AIM =>
Copy out all the lines where "this" shows up.
***
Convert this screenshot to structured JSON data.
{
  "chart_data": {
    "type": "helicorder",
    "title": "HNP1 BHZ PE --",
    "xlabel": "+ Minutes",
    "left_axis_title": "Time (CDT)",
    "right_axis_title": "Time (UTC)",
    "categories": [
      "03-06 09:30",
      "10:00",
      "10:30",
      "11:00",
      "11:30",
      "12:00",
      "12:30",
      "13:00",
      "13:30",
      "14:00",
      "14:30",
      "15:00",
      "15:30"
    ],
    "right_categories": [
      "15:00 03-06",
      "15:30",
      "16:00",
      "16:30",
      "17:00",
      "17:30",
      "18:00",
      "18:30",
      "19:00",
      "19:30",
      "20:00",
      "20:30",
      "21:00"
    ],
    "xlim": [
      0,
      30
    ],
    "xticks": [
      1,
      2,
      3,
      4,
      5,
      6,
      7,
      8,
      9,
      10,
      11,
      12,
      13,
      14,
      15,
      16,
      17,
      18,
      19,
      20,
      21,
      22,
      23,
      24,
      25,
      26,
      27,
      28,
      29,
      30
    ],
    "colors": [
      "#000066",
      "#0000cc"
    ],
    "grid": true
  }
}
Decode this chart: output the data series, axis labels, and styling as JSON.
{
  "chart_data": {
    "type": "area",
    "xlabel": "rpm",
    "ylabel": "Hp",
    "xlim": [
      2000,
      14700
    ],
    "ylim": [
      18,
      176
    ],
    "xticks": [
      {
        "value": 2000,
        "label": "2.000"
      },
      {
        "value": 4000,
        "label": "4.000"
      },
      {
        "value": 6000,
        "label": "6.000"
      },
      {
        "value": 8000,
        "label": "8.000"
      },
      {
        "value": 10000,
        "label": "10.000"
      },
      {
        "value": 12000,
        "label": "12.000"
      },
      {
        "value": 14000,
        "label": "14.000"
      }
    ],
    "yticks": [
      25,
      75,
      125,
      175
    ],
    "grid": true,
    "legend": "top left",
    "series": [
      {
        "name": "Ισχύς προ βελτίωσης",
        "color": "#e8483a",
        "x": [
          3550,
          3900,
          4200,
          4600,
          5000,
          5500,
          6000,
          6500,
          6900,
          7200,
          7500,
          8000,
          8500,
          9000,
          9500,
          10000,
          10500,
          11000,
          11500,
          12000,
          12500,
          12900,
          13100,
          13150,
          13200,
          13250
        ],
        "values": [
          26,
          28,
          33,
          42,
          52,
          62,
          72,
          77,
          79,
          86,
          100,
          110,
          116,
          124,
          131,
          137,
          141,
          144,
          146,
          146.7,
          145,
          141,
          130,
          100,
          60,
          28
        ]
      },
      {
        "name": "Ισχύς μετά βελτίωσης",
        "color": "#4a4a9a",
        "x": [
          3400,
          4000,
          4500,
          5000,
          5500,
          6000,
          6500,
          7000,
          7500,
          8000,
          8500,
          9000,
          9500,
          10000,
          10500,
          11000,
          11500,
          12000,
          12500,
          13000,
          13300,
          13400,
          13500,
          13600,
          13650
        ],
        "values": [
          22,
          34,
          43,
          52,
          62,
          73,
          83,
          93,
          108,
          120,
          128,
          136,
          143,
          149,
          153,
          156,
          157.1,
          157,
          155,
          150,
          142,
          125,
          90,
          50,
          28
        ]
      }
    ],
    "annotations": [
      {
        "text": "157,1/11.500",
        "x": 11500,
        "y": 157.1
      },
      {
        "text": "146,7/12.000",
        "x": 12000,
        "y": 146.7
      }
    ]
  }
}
***
SOLUTION TO THE EXERCISE =>
Convert this screenshot to structured JSON data.
Decode this chart: output the data series, axis labels, and styling as JSON.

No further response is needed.